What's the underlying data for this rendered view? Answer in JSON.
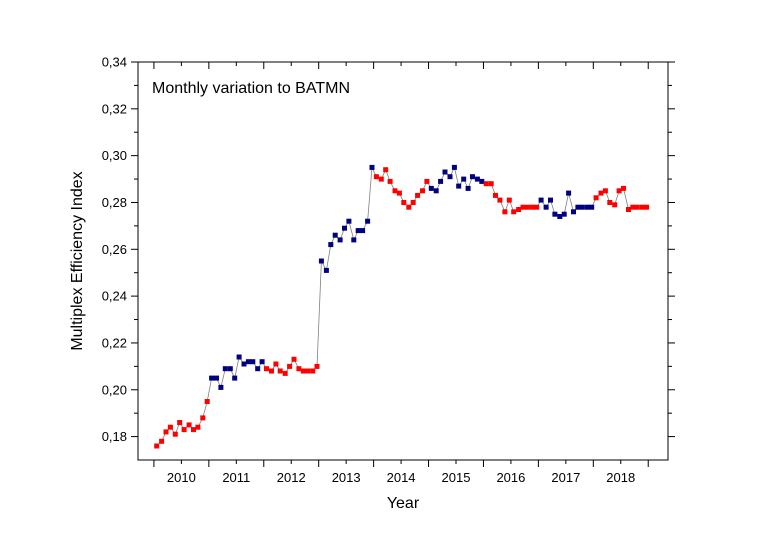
{
  "chart_data": {
    "type": "scatter",
    "title": "",
    "annotation": "Monthly variation to BATMN",
    "xlabel": "Year",
    "ylabel": "Multiplex Efficiency Index",
    "xlim": [
      2009.45,
      2019.1
    ],
    "ylim": [
      0.17,
      0.34
    ],
    "x_ticks": [
      {
        "value": 2009.74,
        "label": ""
      },
      {
        "value": 2010.74,
        "label": "2010"
      },
      {
        "value": 2011.74,
        "label": "2011"
      },
      {
        "value": 2012.74,
        "label": "2012"
      },
      {
        "value": 2013.74,
        "label": "2013"
      },
      {
        "value": 2014.74,
        "label": "2014"
      },
      {
        "value": 2015.74,
        "label": "2015"
      },
      {
        "value": 2016.74,
        "label": "2016"
      },
      {
        "value": 2017.74,
        "label": "2017"
      },
      {
        "value": 2018.74,
        "label": "2018"
      }
    ],
    "y_ticks": [
      "0,18",
      "0,20",
      "0,22",
      "0,24",
      "0,26",
      "0,28",
      "0,30",
      "0,32",
      "0,34"
    ],
    "y_tick_values": [
      0.18,
      0.2,
      0.22,
      0.24,
      0.26,
      0.28,
      0.3,
      0.32,
      0.34
    ],
    "colors": {
      "red": "#ff0000",
      "blue": "#000080",
      "line": "#808080",
      "axis": "#000000"
    },
    "series": [
      {
        "name": "2010",
        "color": "red",
        "points": [
          [
            2009.79,
            0.176
          ],
          [
            2009.88,
            0.178
          ],
          [
            2009.96,
            0.182
          ],
          [
            2010.04,
            0.184
          ],
          [
            2010.13,
            0.181
          ],
          [
            2010.21,
            0.186
          ],
          [
            2010.29,
            0.183
          ],
          [
            2010.38,
            0.185
          ],
          [
            2010.46,
            0.183
          ],
          [
            2010.54,
            0.184
          ],
          [
            2010.63,
            0.188
          ],
          [
            2010.71,
            0.195
          ]
        ]
      },
      {
        "name": "2011",
        "color": "blue",
        "points": [
          [
            2010.79,
            0.205
          ],
          [
            2010.88,
            0.205
          ],
          [
            2010.96,
            0.201
          ],
          [
            2011.04,
            0.209
          ],
          [
            2011.13,
            0.209
          ],
          [
            2011.21,
            0.205
          ],
          [
            2011.29,
            0.214
          ],
          [
            2011.38,
            0.211
          ],
          [
            2011.46,
            0.212
          ],
          [
            2011.54,
            0.212
          ],
          [
            2011.63,
            0.209
          ],
          [
            2011.71,
            0.212
          ]
        ]
      },
      {
        "name": "2012",
        "color": "red",
        "points": [
          [
            2011.79,
            0.209
          ],
          [
            2011.88,
            0.208
          ],
          [
            2011.96,
            0.211
          ],
          [
            2012.04,
            0.208
          ],
          [
            2012.13,
            0.207
          ],
          [
            2012.21,
            0.21
          ],
          [
            2012.29,
            0.213
          ],
          [
            2012.38,
            0.209
          ],
          [
            2012.46,
            0.208
          ],
          [
            2012.54,
            0.208
          ],
          [
            2012.63,
            0.208
          ],
          [
            2012.71,
            0.21
          ]
        ]
      },
      {
        "name": "2013",
        "color": "blue",
        "points": [
          [
            2012.79,
            0.255
          ],
          [
            2012.88,
            0.251
          ],
          [
            2012.96,
            0.262
          ],
          [
            2013.04,
            0.266
          ],
          [
            2013.13,
            0.264
          ],
          [
            2013.21,
            0.269
          ],
          [
            2013.29,
            0.272
          ],
          [
            2013.38,
            0.264
          ],
          [
            2013.46,
            0.268
          ],
          [
            2013.54,
            0.268
          ],
          [
            2013.63,
            0.272
          ],
          [
            2013.71,
            0.295
          ]
        ]
      },
      {
        "name": "2014",
        "color": "red",
        "points": [
          [
            2013.79,
            0.291
          ],
          [
            2013.88,
            0.29
          ],
          [
            2013.96,
            0.294
          ],
          [
            2014.04,
            0.289
          ],
          [
            2014.13,
            0.285
          ],
          [
            2014.21,
            0.284
          ],
          [
            2014.29,
            0.28
          ],
          [
            2014.38,
            0.278
          ],
          [
            2014.46,
            0.28
          ],
          [
            2014.54,
            0.283
          ],
          [
            2014.63,
            0.285
          ],
          [
            2014.71,
            0.289
          ]
        ]
      },
      {
        "name": "2015",
        "color": "blue",
        "points": [
          [
            2014.79,
            0.286
          ],
          [
            2014.88,
            0.285
          ],
          [
            2014.96,
            0.289
          ],
          [
            2015.04,
            0.293
          ],
          [
            2015.13,
            0.291
          ],
          [
            2015.21,
            0.295
          ],
          [
            2015.29,
            0.287
          ],
          [
            2015.38,
            0.29
          ],
          [
            2015.46,
            0.286
          ],
          [
            2015.54,
            0.291
          ],
          [
            2015.63,
            0.29
          ],
          [
            2015.71,
            0.289
          ]
        ]
      },
      {
        "name": "2016",
        "color": "red",
        "points": [
          [
            2015.79,
            0.288
          ],
          [
            2015.88,
            0.288
          ],
          [
            2015.96,
            0.283
          ],
          [
            2016.04,
            0.281
          ],
          [
            2016.13,
            0.276
          ],
          [
            2016.21,
            0.281
          ],
          [
            2016.29,
            0.276
          ],
          [
            2016.38,
            0.277
          ],
          [
            2016.46,
            0.278
          ],
          [
            2016.54,
            0.278
          ],
          [
            2016.63,
            0.278
          ],
          [
            2016.71,
            0.278
          ]
        ]
      },
      {
        "name": "2017",
        "color": "blue",
        "points": [
          [
            2016.79,
            0.281
          ],
          [
            2016.88,
            0.278
          ],
          [
            2016.96,
            0.281
          ],
          [
            2017.04,
            0.275
          ],
          [
            2017.13,
            0.274
          ],
          [
            2017.21,
            0.275
          ],
          [
            2017.29,
            0.284
          ],
          [
            2017.38,
            0.276
          ],
          [
            2017.46,
            0.278
          ],
          [
            2017.54,
            0.278
          ],
          [
            2017.63,
            0.278
          ],
          [
            2017.71,
            0.278
          ]
        ]
      },
      {
        "name": "2018",
        "color": "red",
        "points": [
          [
            2017.79,
            0.282
          ],
          [
            2017.88,
            0.284
          ],
          [
            2017.96,
            0.285
          ],
          [
            2018.04,
            0.28
          ],
          [
            2018.13,
            0.279
          ],
          [
            2018.21,
            0.285
          ],
          [
            2018.29,
            0.286
          ],
          [
            2018.38,
            0.277
          ],
          [
            2018.46,
            0.278
          ],
          [
            2018.54,
            0.278
          ],
          [
            2018.63,
            0.278
          ],
          [
            2018.71,
            0.278
          ]
        ]
      }
    ]
  }
}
=====
Challenge>
Quote every record above exactly, omitting any pictures they contain.

The result>
What's the underlying data for this rendered view? Answer in JSON.
{
  "chart_data": {
    "type": "scatter",
    "title": "",
    "annotation": "Monthly variation to BATMN",
    "xlabel": "Year",
    "ylabel": "Multiplex Efficiency Index",
    "xlim": [
      2009.45,
      2019.1
    ],
    "ylim": [
      0.17,
      0.34
    ],
    "x_ticks": [
      {
        "value": 2009.74,
        "label": ""
      },
      {
        "value": 2010.74,
        "label": "2010"
      },
      {
        "value": 2011.74,
        "label": "2011"
      },
      {
        "value": 2012.74,
        "label": "2012"
      },
      {
        "value": 2013.74,
        "label": "2013"
      },
      {
        "value": 2014.74,
        "label": "2014"
      },
      {
        "value": 2015.74,
        "label": "2015"
      },
      {
        "value": 2016.74,
        "label": "2016"
      },
      {
        "value": 2017.74,
        "label": "2017"
      },
      {
        "value": 2018.74,
        "label": "2018"
      }
    ],
    "y_ticks": [
      "0,18",
      "0,20",
      "0,22",
      "0,24",
      "0,26",
      "0,28",
      "0,30",
      "0,32",
      "0,34"
    ],
    "y_tick_values": [
      0.18,
      0.2,
      0.22,
      0.24,
      0.26,
      0.28,
      0.3,
      0.32,
      0.34
    ],
    "colors": {
      "red": "#ff0000",
      "blue": "#000080",
      "line": "#808080",
      "axis": "#000000"
    },
    "series": [
      {
        "name": "2010",
        "color": "red",
        "points": [
          [
            2009.79,
            0.176
          ],
          [
            2009.88,
            0.178
          ],
          [
            2009.96,
            0.182
          ],
          [
            2010.04,
            0.184
          ],
          [
            2010.13,
            0.181
          ],
          [
            2010.21,
            0.186
          ],
          [
            2010.29,
            0.183
          ],
          [
            2010.38,
            0.185
          ],
          [
            2010.46,
            0.183
          ],
          [
            2010.54,
            0.184
          ],
          [
            2010.63,
            0.188
          ],
          [
            2010.71,
            0.195
          ]
        ]
      },
      {
        "name": "2011",
        "color": "blue",
        "points": [
          [
            2010.79,
            0.205
          ],
          [
            2010.88,
            0.205
          ],
          [
            2010.96,
            0.201
          ],
          [
            2011.04,
            0.209
          ],
          [
            2011.13,
            0.209
          ],
          [
            2011.21,
            0.205
          ],
          [
            2011.29,
            0.214
          ],
          [
            2011.38,
            0.211
          ],
          [
            2011.46,
            0.212
          ],
          [
            2011.54,
            0.212
          ],
          [
            2011.63,
            0.209
          ],
          [
            2011.71,
            0.212
          ]
        ]
      },
      {
        "name": "2012",
        "color": "red",
        "points": [
          [
            2011.79,
            0.209
          ],
          [
            2011.88,
            0.208
          ],
          [
            2011.96,
            0.211
          ],
          [
            2012.04,
            0.208
          ],
          [
            2012.13,
            0.207
          ],
          [
            2012.21,
            0.21
          ],
          [
            2012.29,
            0.213
          ],
          [
            2012.38,
            0.209
          ],
          [
            2012.46,
            0.208
          ],
          [
            2012.54,
            0.208
          ],
          [
            2012.63,
            0.208
          ],
          [
            2012.71,
            0.21
          ]
        ]
      },
      {
        "name": "2013",
        "color": "blue",
        "points": [
          [
            2012.79,
            0.255
          ],
          [
            2012.88,
            0.251
          ],
          [
            2012.96,
            0.262
          ],
          [
            2013.04,
            0.266
          ],
          [
            2013.13,
            0.264
          ],
          [
            2013.21,
            0.269
          ],
          [
            2013.29,
            0.272
          ],
          [
            2013.38,
            0.264
          ],
          [
            2013.46,
            0.268
          ],
          [
            2013.54,
            0.268
          ],
          [
            2013.63,
            0.272
          ],
          [
            2013.71,
            0.295
          ]
        ]
      },
      {
        "name": "2014",
        "color": "red",
        "points": [
          [
            2013.79,
            0.291
          ],
          [
            2013.88,
            0.29
          ],
          [
            2013.96,
            0.294
          ],
          [
            2014.04,
            0.289
          ],
          [
            2014.13,
            0.285
          ],
          [
            2014.21,
            0.284
          ],
          [
            2014.29,
            0.28
          ],
          [
            2014.38,
            0.278
          ],
          [
            2014.46,
            0.28
          ],
          [
            2014.54,
            0.283
          ],
          [
            2014.63,
            0.285
          ],
          [
            2014.71,
            0.289
          ]
        ]
      },
      {
        "name": "2015",
        "color": "blue",
        "points": [
          [
            2014.79,
            0.286
          ],
          [
            2014.88,
            0.285
          ],
          [
            2014.96,
            0.289
          ],
          [
            2015.04,
            0.293
          ],
          [
            2015.13,
            0.291
          ],
          [
            2015.21,
            0.295
          ],
          [
            2015.29,
            0.287
          ],
          [
            2015.38,
            0.29
          ],
          [
            2015.46,
            0.286
          ],
          [
            2015.54,
            0.291
          ],
          [
            2015.63,
            0.29
          ],
          [
            2015.71,
            0.289
          ]
        ]
      },
      {
        "name": "2016",
        "color": "red",
        "points": [
          [
            2015.79,
            0.288
          ],
          [
            2015.88,
            0.288
          ],
          [
            2015.96,
            0.283
          ],
          [
            2016.04,
            0.281
          ],
          [
            2016.13,
            0.276
          ],
          [
            2016.21,
            0.281
          ],
          [
            2016.29,
            0.276
          ],
          [
            2016.38,
            0.277
          ],
          [
            2016.46,
            0.278
          ],
          [
            2016.54,
            0.278
          ],
          [
            2016.63,
            0.278
          ],
          [
            2016.71,
            0.278
          ]
        ]
      },
      {
        "name": "2017",
        "color": "blue",
        "points": [
          [
            2016.79,
            0.281
          ],
          [
            2016.88,
            0.278
          ],
          [
            2016.96,
            0.281
          ],
          [
            2017.04,
            0.275
          ],
          [
            2017.13,
            0.274
          ],
          [
            2017.21,
            0.275
          ],
          [
            2017.29,
            0.284
          ],
          [
            2017.38,
            0.276
          ],
          [
            2017.46,
            0.278
          ],
          [
            2017.54,
            0.278
          ],
          [
            2017.63,
            0.278
          ],
          [
            2017.71,
            0.278
          ]
        ]
      },
      {
        "name": "2018",
        "color": "red",
        "points": [
          [
            2017.79,
            0.282
          ],
          [
            2017.88,
            0.284
          ],
          [
            2017.96,
            0.285
          ],
          [
            2018.04,
            0.28
          ],
          [
            2018.13,
            0.279
          ],
          [
            2018.21,
            0.285
          ],
          [
            2018.29,
            0.286
          ],
          [
            2018.38,
            0.277
          ],
          [
            2018.46,
            0.278
          ],
          [
            2018.54,
            0.278
          ],
          [
            2018.63,
            0.278
          ],
          [
            2018.71,
            0.278
          ]
        ]
      }
    ]
  }
}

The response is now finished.